Stored data:
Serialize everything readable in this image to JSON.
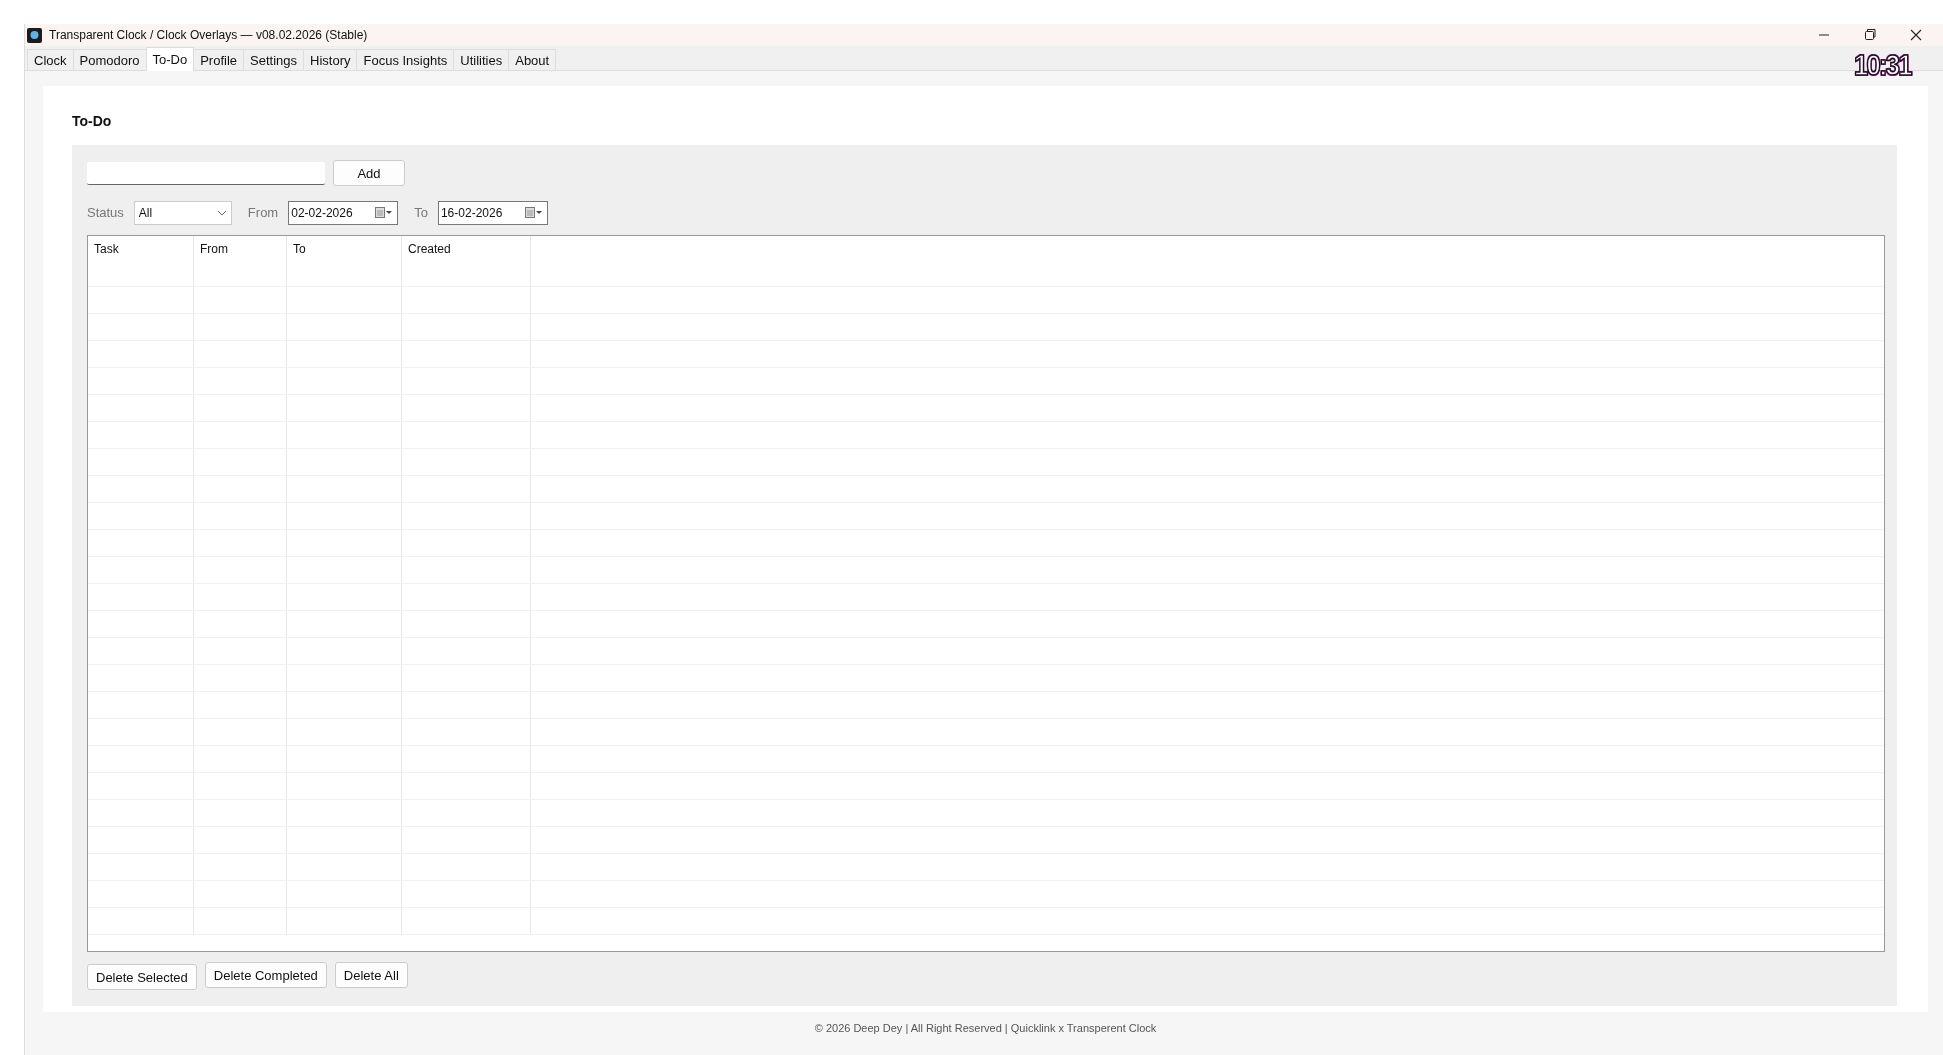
{
  "window": {
    "title": "Transparent Clock / Clock Overlays — v08.02.2026 (Stable)"
  },
  "tabs": [
    {
      "label": "Clock",
      "selected": false
    },
    {
      "label": "Pomodoro",
      "selected": false
    },
    {
      "label": "To-Do",
      "selected": true
    },
    {
      "label": "Profile",
      "selected": false
    },
    {
      "label": "Settings",
      "selected": false
    },
    {
      "label": "History",
      "selected": false
    },
    {
      "label": "Focus Insights",
      "selected": false
    },
    {
      "label": "Utilities",
      "selected": false
    },
    {
      "label": "About",
      "selected": false
    }
  ],
  "clock_overlay": "10:31",
  "heading": "To-Do",
  "add_button": "Add",
  "filters": {
    "status_label": "Status",
    "status_value": "All",
    "from_label": "From",
    "from_value": "02-02-2026",
    "to_label": "To",
    "to_value": "16-02-2026"
  },
  "table": {
    "columns": [
      "Task",
      "From",
      "To",
      "Created"
    ]
  },
  "buttons": [
    "Delete Selected",
    "Delete Completed",
    "Delete All"
  ],
  "footer": "© 2026 Deep Dey | All Right Reserved | Quicklink x Transperent Clock"
}
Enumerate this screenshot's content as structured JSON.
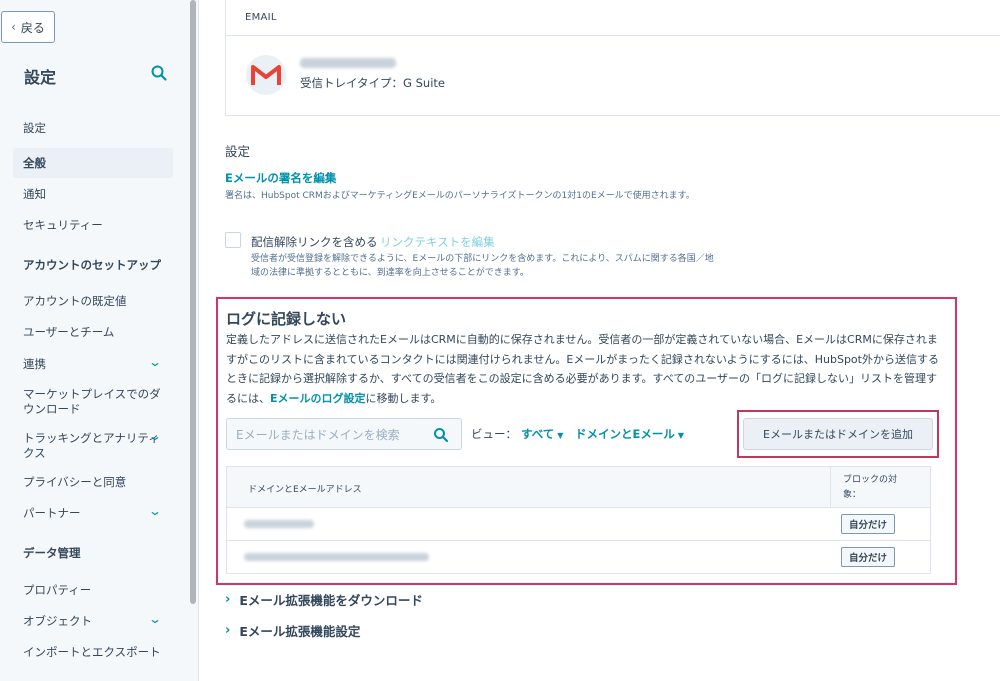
{
  "sidebar": {
    "back_label": "戻る",
    "title": "設定",
    "items": [
      {
        "label": "設定",
        "type": "heading"
      },
      {
        "label": "全般",
        "type": "item",
        "active": true
      },
      {
        "label": "通知",
        "type": "item"
      },
      {
        "label": "セキュリティー",
        "type": "item"
      },
      {
        "label": "アカウントのセットアップ",
        "type": "heading"
      },
      {
        "label": "アカウントの既定値",
        "type": "item"
      },
      {
        "label": "ユーザーとチーム",
        "type": "item"
      },
      {
        "label": "連携",
        "type": "item",
        "expandable": true
      },
      {
        "label": "マーケットプレイスでのダ",
        "label2": "ウンロード",
        "type": "item"
      },
      {
        "label": "トラッキングとアナリティ",
        "label2": "クス",
        "type": "item",
        "expandable": true
      },
      {
        "label": "プライバシーと同意",
        "type": "item"
      },
      {
        "label": "パートナー",
        "type": "item",
        "expandable": true
      },
      {
        "label": "データ管理",
        "type": "heading"
      },
      {
        "label": "プロパティー",
        "type": "item"
      },
      {
        "label": "オブジェクト",
        "type": "item",
        "expandable": true
      },
      {
        "label": "インポートとエクスポート",
        "type": "item"
      }
    ]
  },
  "email_card": {
    "header": "EMAIL",
    "inbox_type": "受信トレイタイプ：G Suite"
  },
  "settings": {
    "title": "設定",
    "signature_link": "Eメールの署名を編集",
    "signature_desc": "署名は、HubSpot CRMおよびマーケティングEメールのパーソナライズトークンの1対1のEメールで使用されます。",
    "unsubscribe_label": "配信解除リンクを含める",
    "unsubscribe_edit": "リンクテキストを編集",
    "unsubscribe_desc": "受信者が受信登録を解除できるように、Eメールの下部にリンクを含めます。これにより、スパムに関する各国／地域の法律に準拠するとともに、到達率を向上させることができます。"
  },
  "no_log": {
    "title": "ログに記録しない",
    "desc_1": "定義したアドレスに送信されたEメールはCRMに自動的に保存されません。受信者の一部が定義されていない場合、EメールはCRMに保存されますがこのリストに含まれているコンタクトには関連付けられません。Eメールがまったく記録されないようにするには、HubSpot外から送信するときに記録から選択解除するか、すべての受信者をこの設定に含める必要があります。すべてのユーザーの「ログに記録しない」リストを管理するには、",
    "desc_link": "Eメールのログ設定",
    "desc_2": "に移動します。",
    "search_placeholder": "Eメールまたはドメインを検索",
    "view_label": "ビュー：",
    "view_filter_1": "すべて",
    "view_filter_2": "ドメインとEメール",
    "add_button": "Eメールまたはドメインを追加",
    "table": {
      "col_domain": "ドメインとEメールアドレス",
      "col_block": "ブロックの対象：",
      "rows": [
        {
          "block": "自分だけ"
        },
        {
          "block": "自分だけ"
        }
      ]
    }
  },
  "accordions": {
    "download": "Eメール拡張機能をダウンロード",
    "settings": "Eメール拡張機能設定"
  },
  "colors": {
    "accent": "#0091ae",
    "text": "#33475b",
    "highlight": "#d6326c",
    "gmail_red": "#ea4335"
  }
}
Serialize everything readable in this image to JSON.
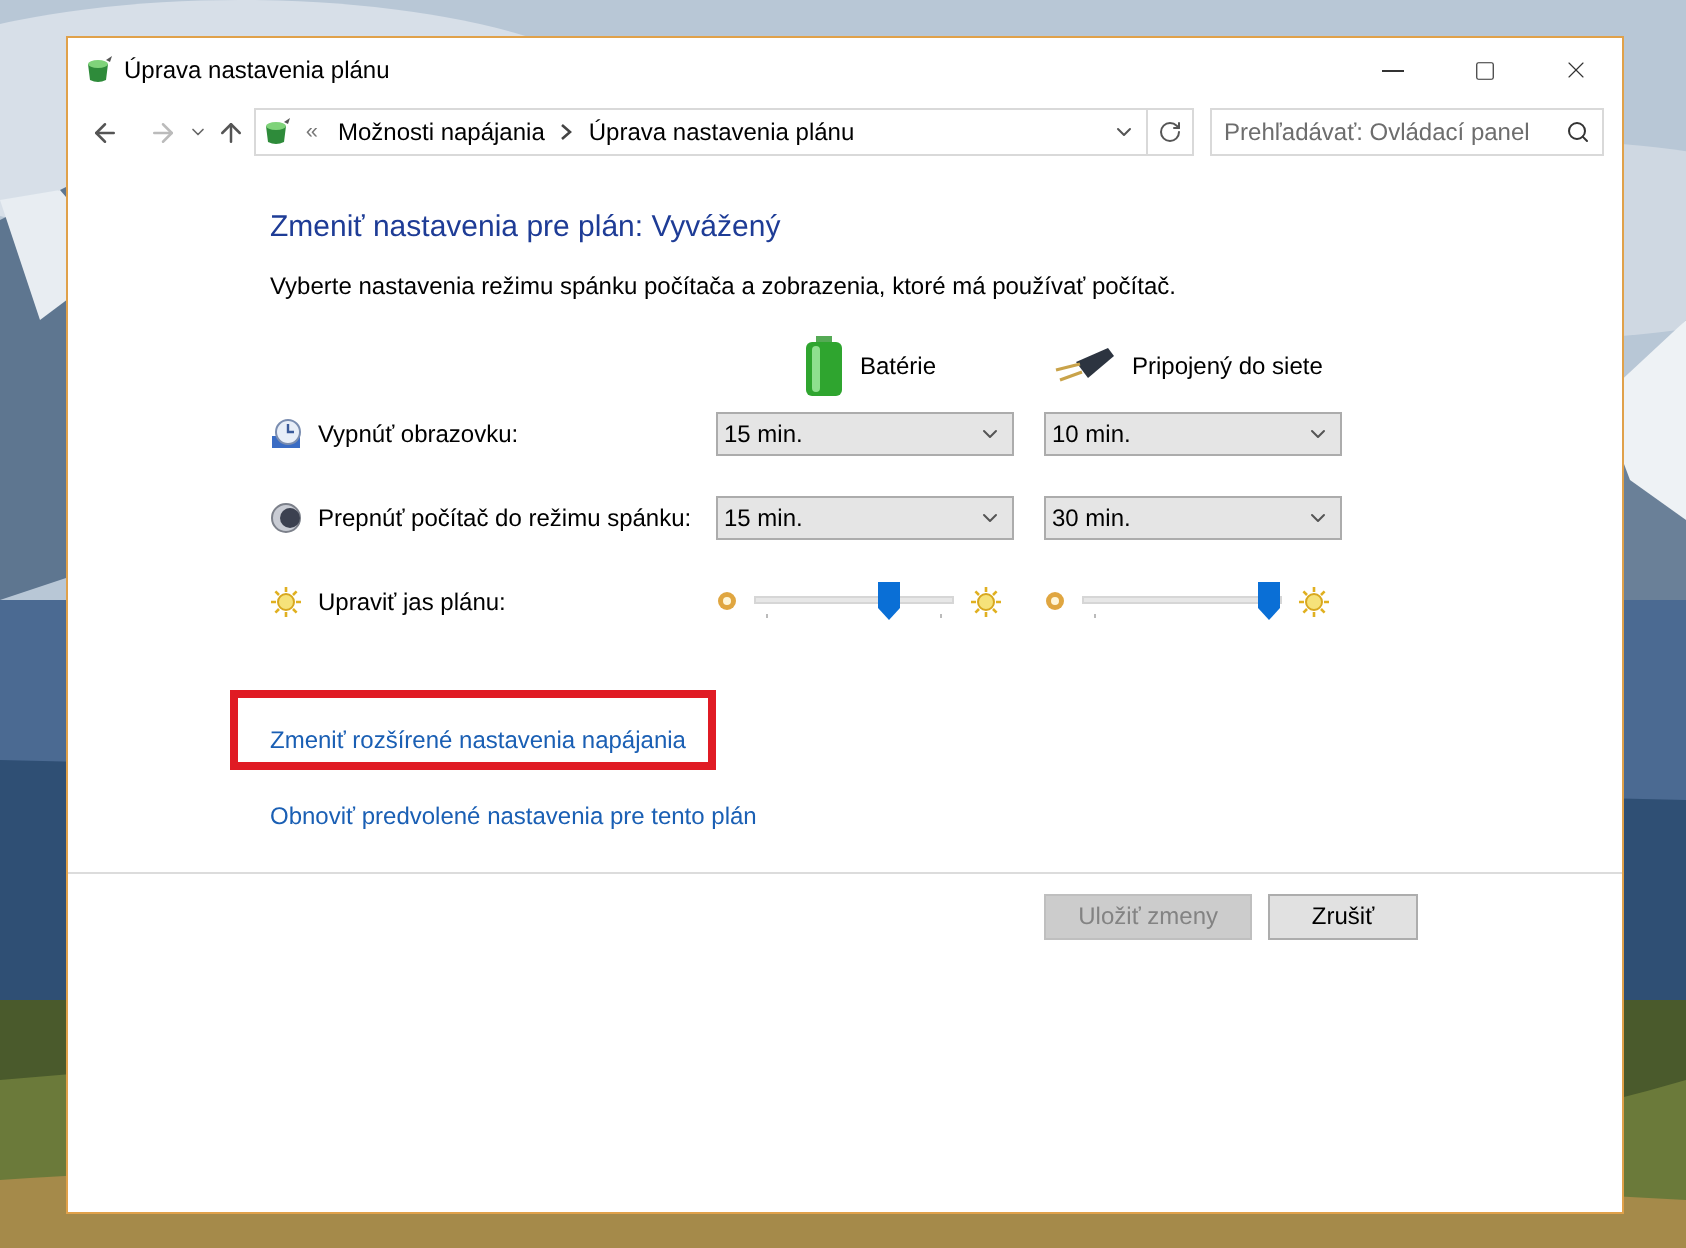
{
  "window": {
    "title": "Úprava nastavenia plánu"
  },
  "address_bar": {
    "separator": "«",
    "crumbs": [
      "Možnosti napájania",
      "Úprava nastavenia plánu"
    ]
  },
  "search": {
    "placeholder": "Prehľadávať: Ovládací panel"
  },
  "heading": "Zmeniť nastavenia pre plán: Vyvážený",
  "description": "Vyberte nastavenia režimu spánku počítača a zobrazenia, ktoré má používať počítač.",
  "columns": [
    {
      "kind": "battery",
      "label": "Batérie"
    },
    {
      "kind": "plug",
      "label": "Pripojený do siete"
    }
  ],
  "settings": [
    {
      "kind": "dropdown",
      "label": "Vypnúť obrazovku:",
      "values": [
        "15 min.",
        "10 min."
      ]
    },
    {
      "kind": "dropdown",
      "label": "Prepnúť počítač do režimu spánku:",
      "values": [
        "15 min.",
        "30 min."
      ]
    },
    {
      "kind": "slider",
      "label": "Upraviť jas plánu:",
      "levels": [
        {
          "level": 0.68
        },
        {
          "level": 0.94
        }
      ]
    }
  ],
  "links": [
    {
      "text": "Zmeniť rozšírené nastavenia napájania",
      "highlighted": true
    },
    {
      "text": "Obnoviť predvolené nastavenia pre tento plán",
      "highlighted": false
    }
  ],
  "buttons": [
    {
      "label": "Uložiť zmeny",
      "disabled": true
    },
    {
      "label": "Zrušiť",
      "disabled": false
    }
  ]
}
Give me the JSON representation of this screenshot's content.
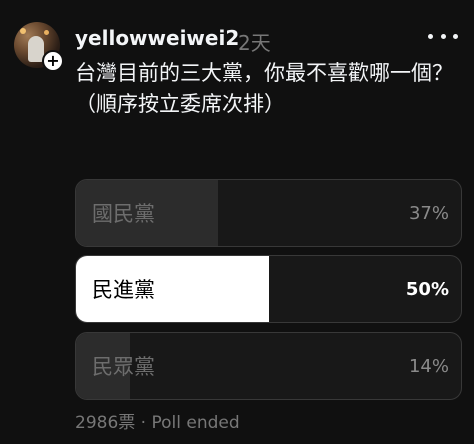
{
  "post": {
    "username": "yellowweiwei2",
    "time": "2天",
    "text": "台灣目前的三大黨，你最不喜歡哪一個？\n（順序按立委席次排）"
  },
  "poll": {
    "options": [
      {
        "label": "國民黨",
        "percent_text": "37%",
        "percent": 37,
        "selected": false
      },
      {
        "label": "民進黨",
        "percent_text": "50%",
        "percent": 50,
        "selected": true
      },
      {
        "label": "民眾黨",
        "percent_text": "14%",
        "percent": 14,
        "selected": false
      }
    ],
    "votes": "2986票",
    "separator": "·",
    "status": "Poll ended"
  },
  "icons": {
    "more": "more-horizontal-icon",
    "follow": "plus-icon"
  },
  "colors": {
    "background": "#101010",
    "selected_fill": "#ffffff",
    "unselected_fill": "#2c2c2c",
    "muted_text": "#777777"
  }
}
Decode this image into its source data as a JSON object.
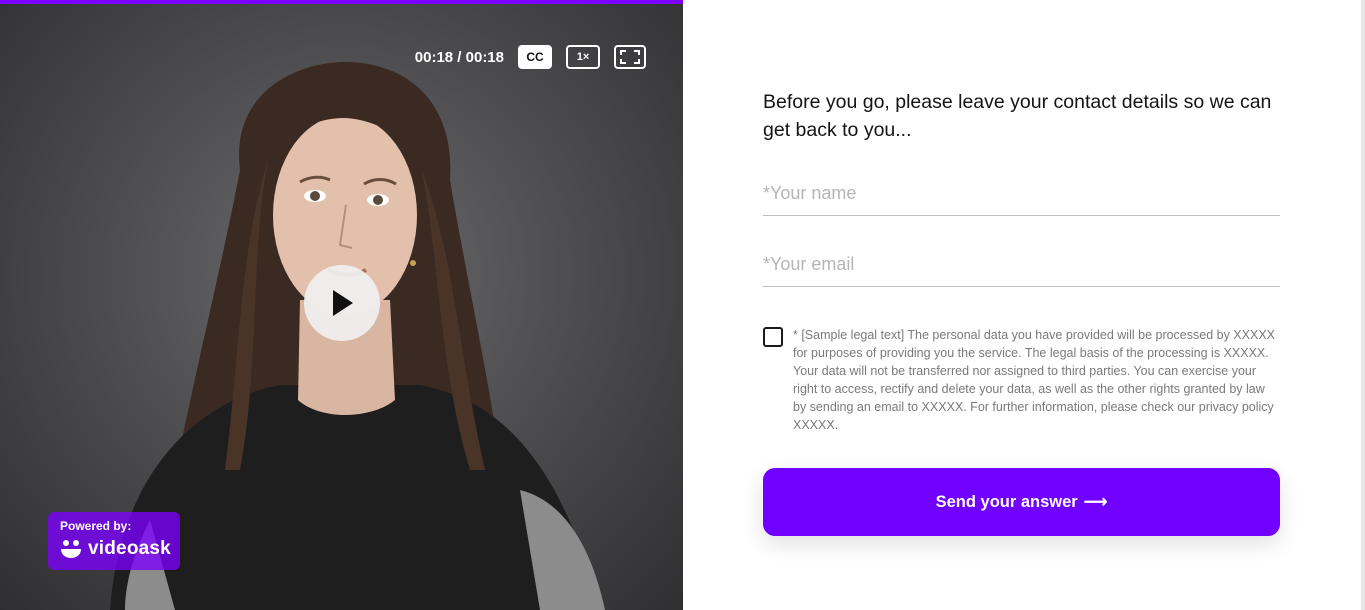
{
  "video": {
    "time_display": "00:18 / 00:18",
    "progress_fraction": 1.0,
    "cc_label": "CC",
    "speed_label": "1×",
    "accent_color": "#7b00ff",
    "icons": {
      "play": "play-icon",
      "fullscreen": "fullscreen-icon",
      "brand": "videoask-smile-icon"
    },
    "branding": {
      "prefix": "Powered by:",
      "name": "videoask"
    }
  },
  "form": {
    "question": "Before you go, please leave your contact details so we can get back to you...",
    "name_placeholder": "*Your name",
    "name_value": "",
    "email_placeholder": "*Your email",
    "email_value": "",
    "consent_checked": false,
    "legal_text": "* [Sample legal text] The personal data you have provided will be processed by XXXXX for purposes of providing you the service. The legal basis of the processing is XXXXX. Your data will not be transferred nor assigned to third parties. You can exercise your right to access, rectify and delete your data, as well as the other rights granted by law by sending an email to XXXXX. For further information, please check our privacy policy XXXXX.",
    "submit_label": "Send your answer",
    "submit_arrow": "⟶",
    "submit_color": "#7000ff"
  }
}
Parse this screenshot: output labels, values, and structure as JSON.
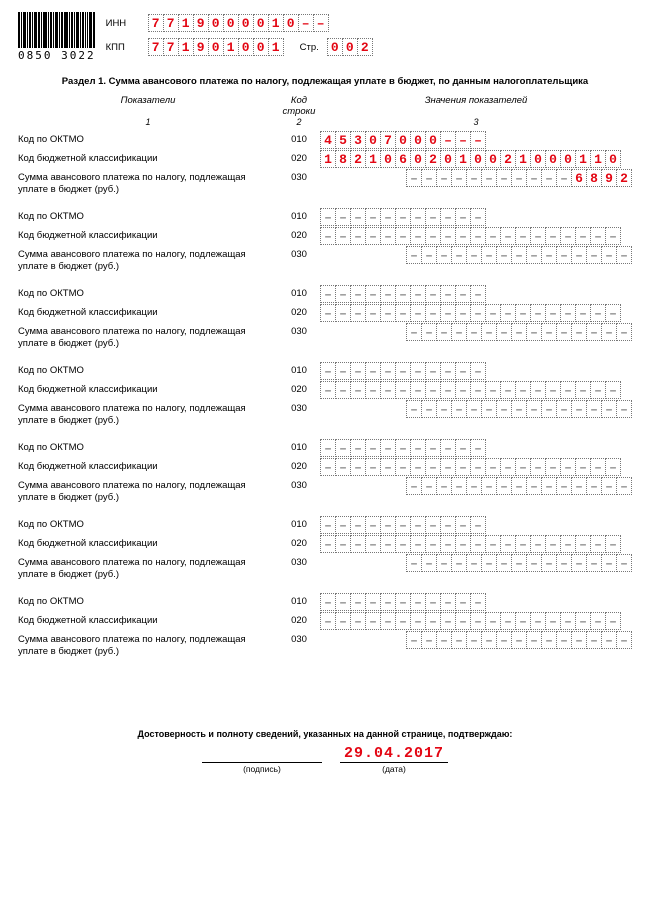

> **TASK OBJECTIVE**: In the lines above, find each one with "screenshot" and list it.

> **ANSWER TO THE PROBLEM**:
Enumerate this screenshot's content as structured JSON.
Give me the JSON representation of this screenshot's content.
Parse this screenshot: output labels, values, and structure as JSON.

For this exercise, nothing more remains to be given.